##### Dataset records #####

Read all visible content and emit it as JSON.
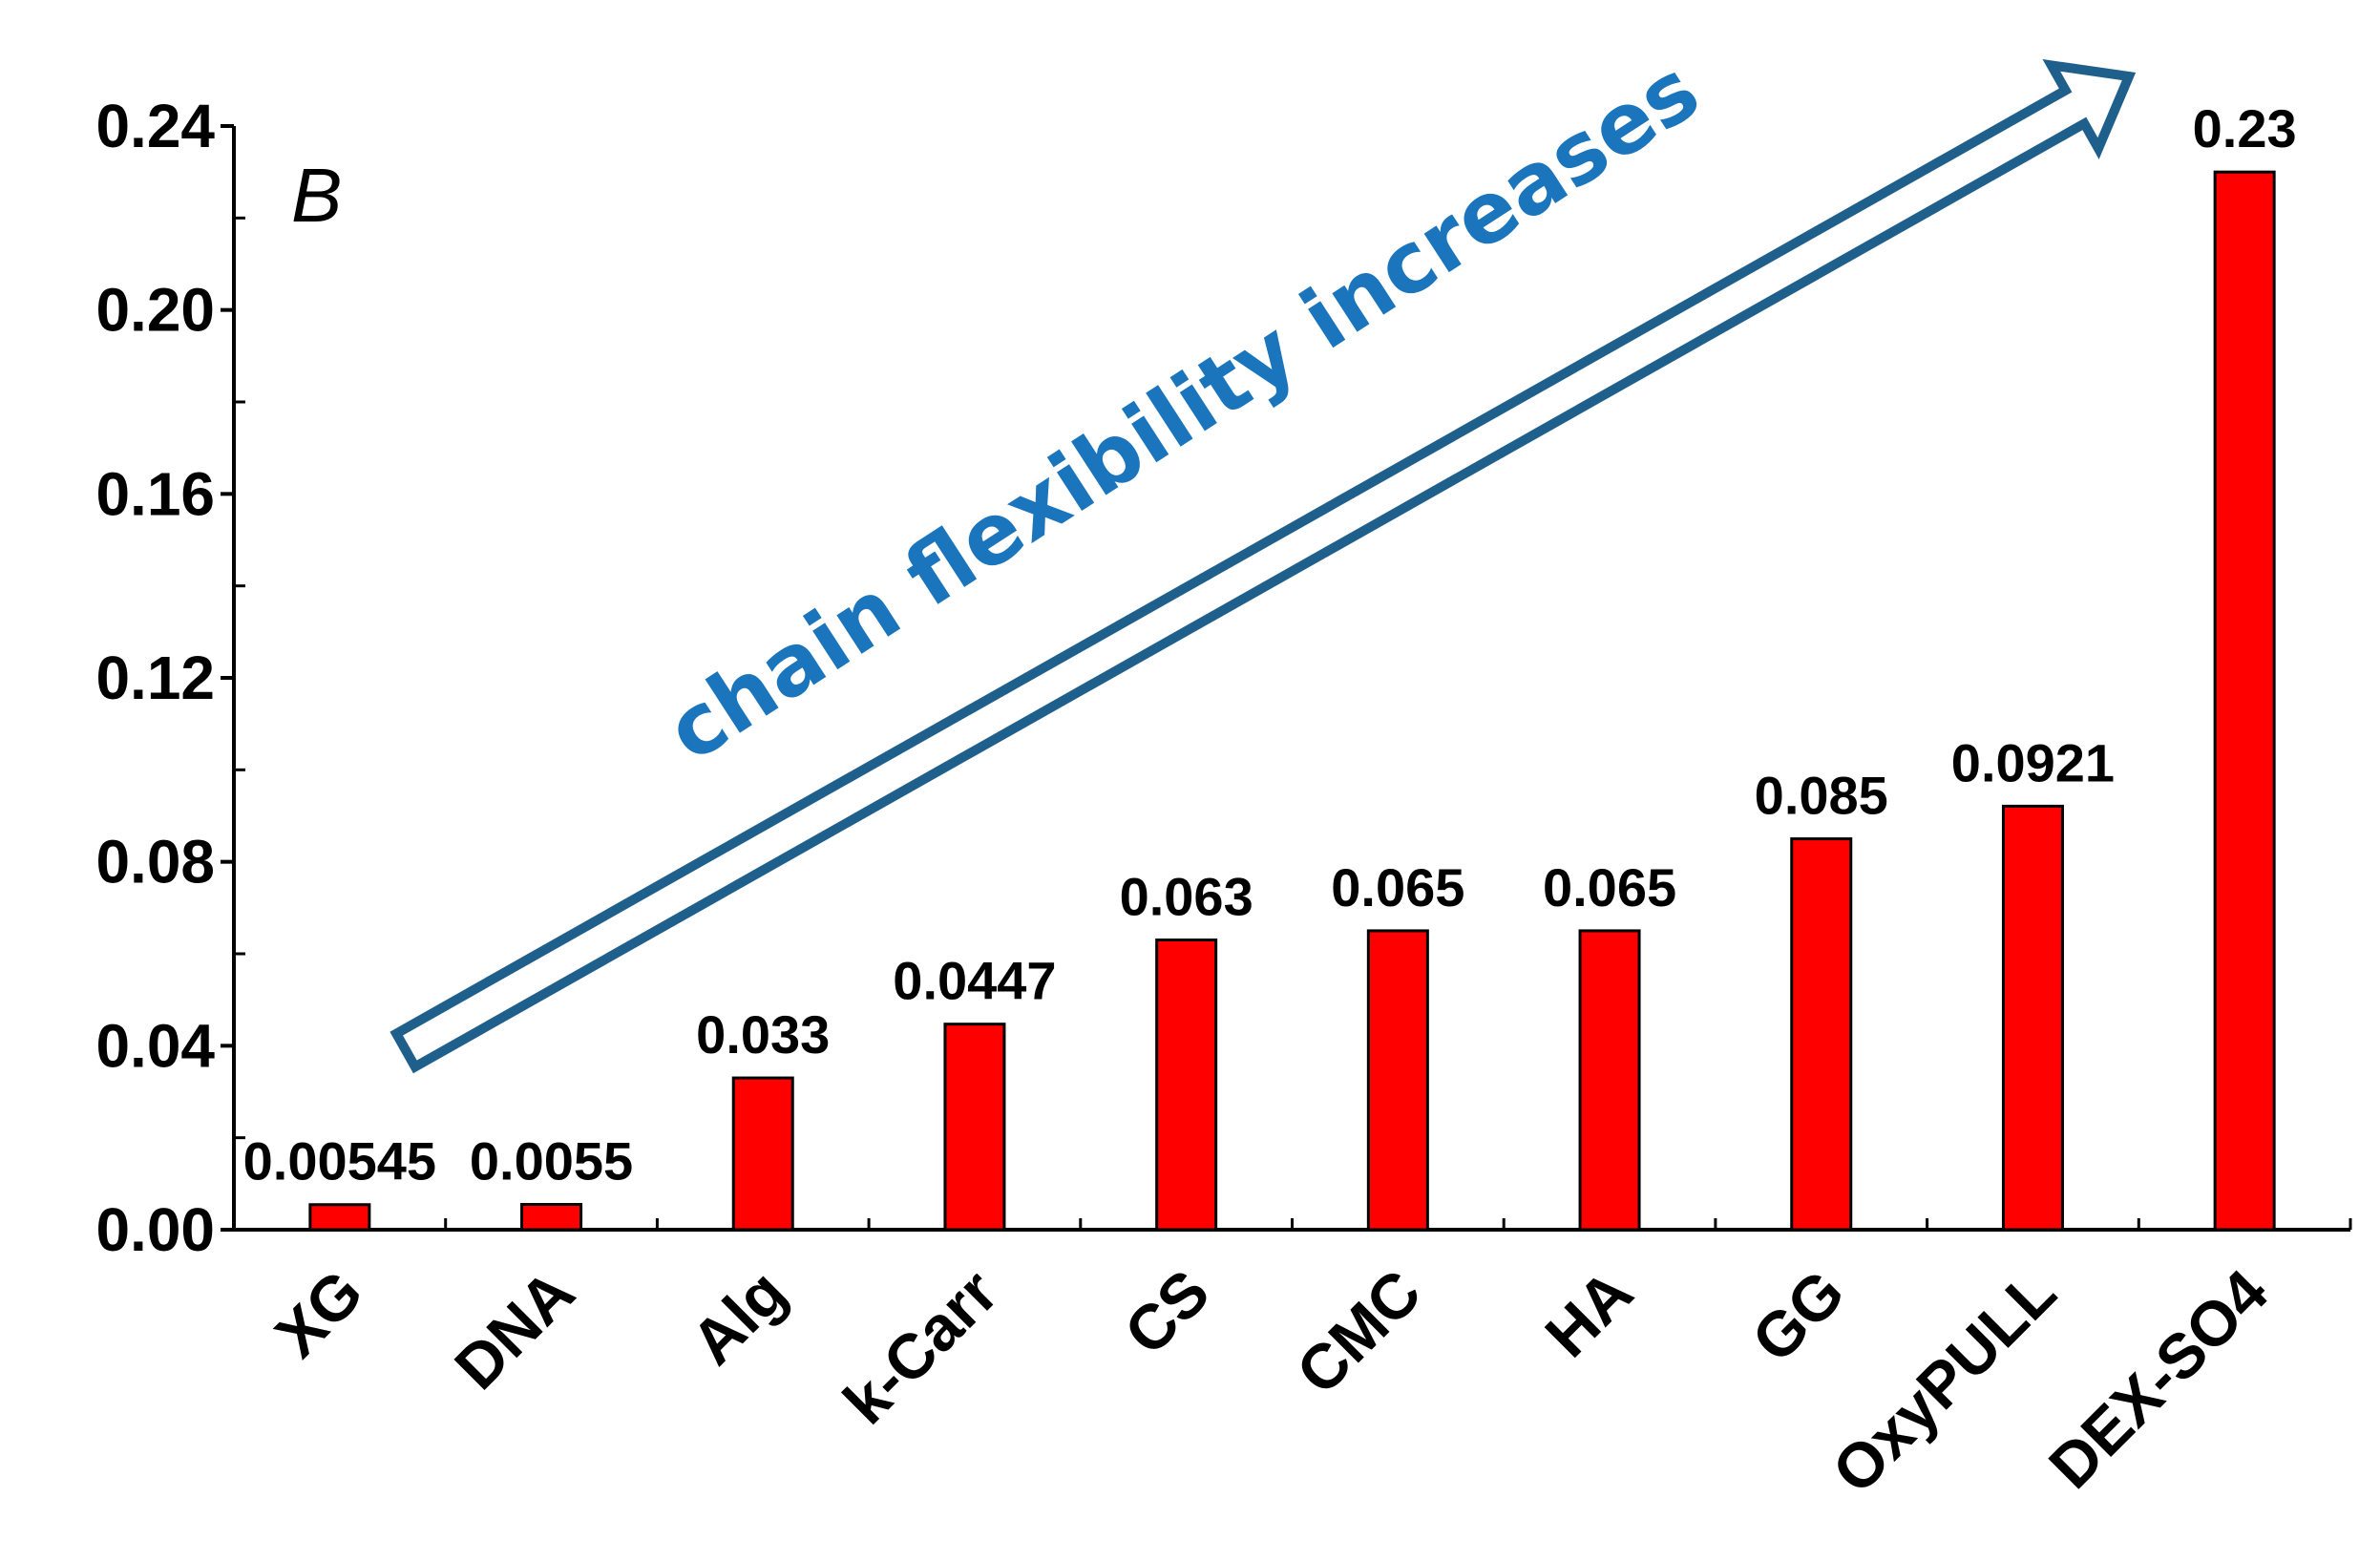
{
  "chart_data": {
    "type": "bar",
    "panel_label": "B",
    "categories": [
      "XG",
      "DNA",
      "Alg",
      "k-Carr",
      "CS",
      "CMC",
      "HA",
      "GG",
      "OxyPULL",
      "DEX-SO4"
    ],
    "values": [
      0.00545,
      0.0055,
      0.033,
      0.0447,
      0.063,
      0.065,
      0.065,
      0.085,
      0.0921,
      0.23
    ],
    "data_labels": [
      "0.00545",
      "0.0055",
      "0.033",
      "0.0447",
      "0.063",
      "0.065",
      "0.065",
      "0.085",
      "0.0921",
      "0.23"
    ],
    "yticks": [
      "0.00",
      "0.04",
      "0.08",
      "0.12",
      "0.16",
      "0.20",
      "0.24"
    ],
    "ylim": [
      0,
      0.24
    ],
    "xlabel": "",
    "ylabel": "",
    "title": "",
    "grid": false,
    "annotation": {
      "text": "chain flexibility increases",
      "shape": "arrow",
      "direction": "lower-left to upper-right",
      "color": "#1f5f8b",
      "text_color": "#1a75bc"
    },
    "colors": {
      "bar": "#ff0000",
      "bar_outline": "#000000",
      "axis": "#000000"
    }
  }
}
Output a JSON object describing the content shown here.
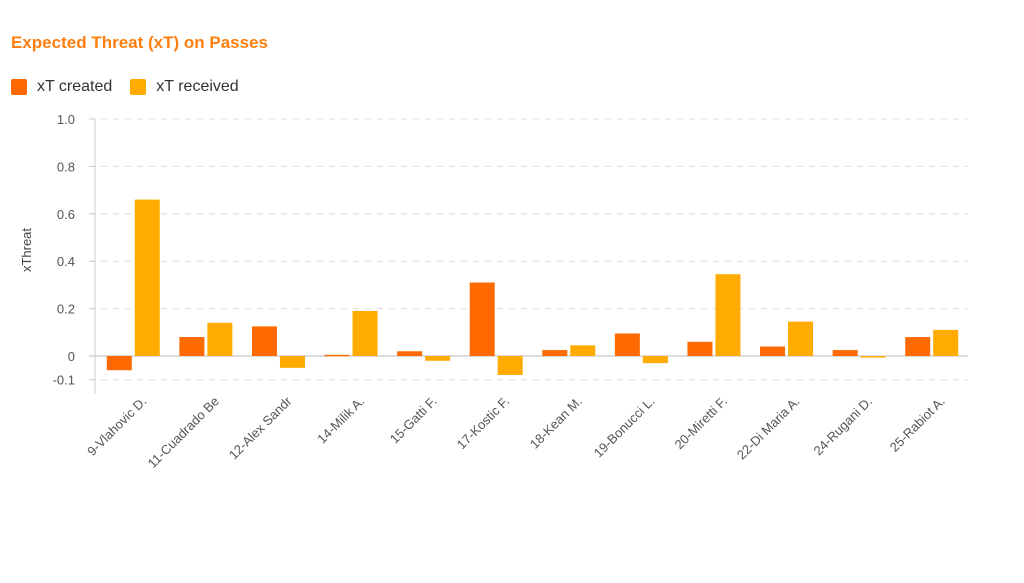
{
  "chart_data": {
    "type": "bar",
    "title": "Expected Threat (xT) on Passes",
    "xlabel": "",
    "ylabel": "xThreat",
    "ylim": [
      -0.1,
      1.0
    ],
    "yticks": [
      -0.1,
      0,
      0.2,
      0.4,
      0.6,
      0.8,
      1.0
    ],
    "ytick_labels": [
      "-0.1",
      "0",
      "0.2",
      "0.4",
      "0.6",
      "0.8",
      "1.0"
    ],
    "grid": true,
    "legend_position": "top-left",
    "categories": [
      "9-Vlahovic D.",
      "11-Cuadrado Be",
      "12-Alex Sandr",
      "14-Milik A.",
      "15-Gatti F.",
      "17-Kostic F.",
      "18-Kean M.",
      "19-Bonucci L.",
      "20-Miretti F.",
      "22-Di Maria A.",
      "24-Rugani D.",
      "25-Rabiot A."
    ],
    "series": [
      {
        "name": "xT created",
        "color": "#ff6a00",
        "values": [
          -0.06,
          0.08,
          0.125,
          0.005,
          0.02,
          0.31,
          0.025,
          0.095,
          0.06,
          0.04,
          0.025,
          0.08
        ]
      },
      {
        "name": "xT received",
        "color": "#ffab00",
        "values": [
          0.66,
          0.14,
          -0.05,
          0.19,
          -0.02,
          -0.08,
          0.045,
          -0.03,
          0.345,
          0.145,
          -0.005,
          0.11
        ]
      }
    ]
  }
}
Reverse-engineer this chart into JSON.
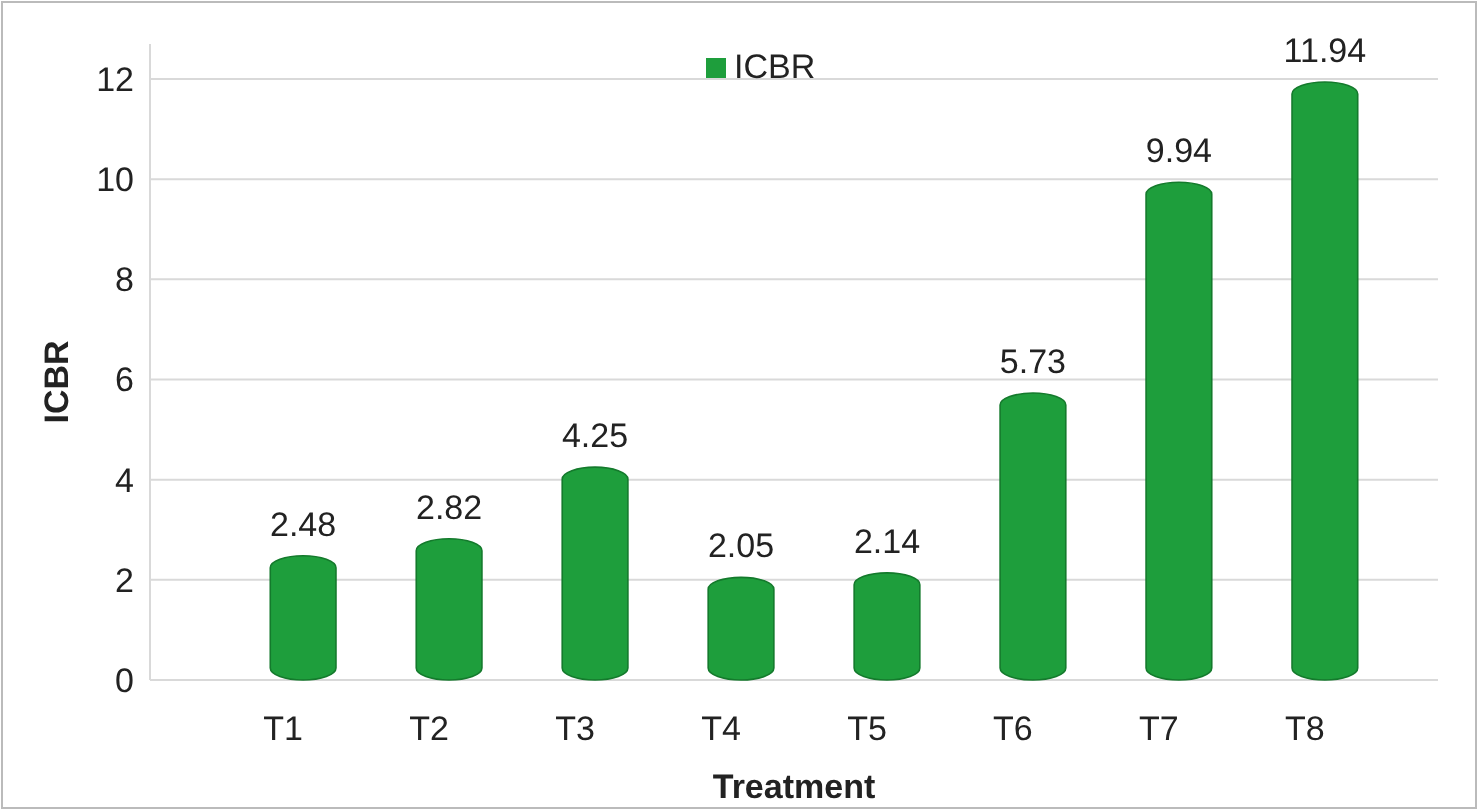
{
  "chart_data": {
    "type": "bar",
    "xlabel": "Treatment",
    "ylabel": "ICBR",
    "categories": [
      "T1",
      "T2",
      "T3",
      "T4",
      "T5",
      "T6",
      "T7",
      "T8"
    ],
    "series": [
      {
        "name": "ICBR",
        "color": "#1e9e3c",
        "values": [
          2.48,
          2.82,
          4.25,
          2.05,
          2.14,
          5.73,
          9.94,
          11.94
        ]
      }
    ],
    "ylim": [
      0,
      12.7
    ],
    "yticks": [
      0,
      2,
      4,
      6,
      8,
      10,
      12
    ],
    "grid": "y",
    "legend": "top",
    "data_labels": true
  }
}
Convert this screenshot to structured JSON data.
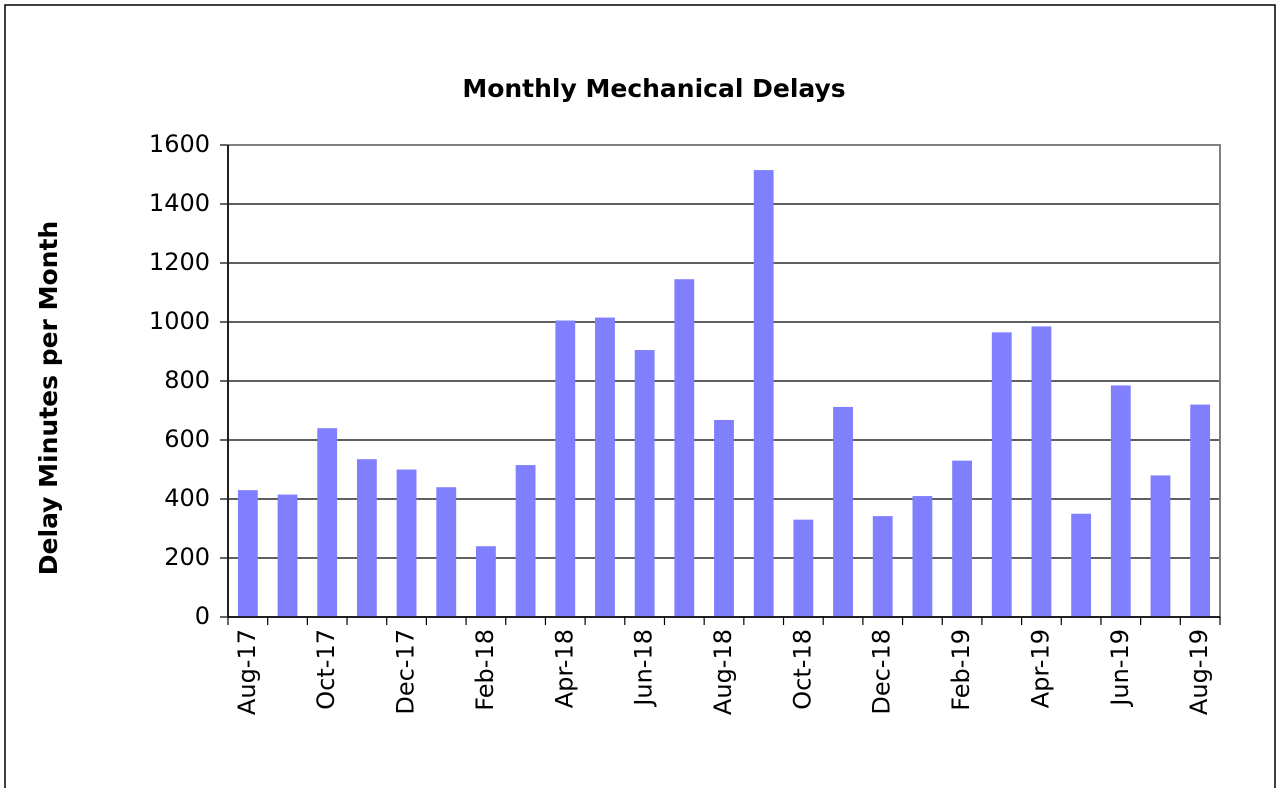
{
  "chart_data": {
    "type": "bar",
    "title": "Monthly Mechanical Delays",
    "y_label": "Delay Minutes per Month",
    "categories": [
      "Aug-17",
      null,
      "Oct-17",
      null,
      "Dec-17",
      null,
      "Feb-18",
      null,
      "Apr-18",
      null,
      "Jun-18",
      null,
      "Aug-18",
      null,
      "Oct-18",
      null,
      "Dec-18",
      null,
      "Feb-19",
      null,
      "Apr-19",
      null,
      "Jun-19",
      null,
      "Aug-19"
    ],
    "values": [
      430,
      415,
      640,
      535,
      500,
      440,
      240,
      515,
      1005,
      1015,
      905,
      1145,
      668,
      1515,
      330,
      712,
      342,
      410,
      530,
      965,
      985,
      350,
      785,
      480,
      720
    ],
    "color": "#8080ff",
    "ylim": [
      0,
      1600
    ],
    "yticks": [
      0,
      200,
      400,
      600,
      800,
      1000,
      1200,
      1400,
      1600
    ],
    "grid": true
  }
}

#####

Only a number is expected here: the count of lines in the listing that hold the string "this".

2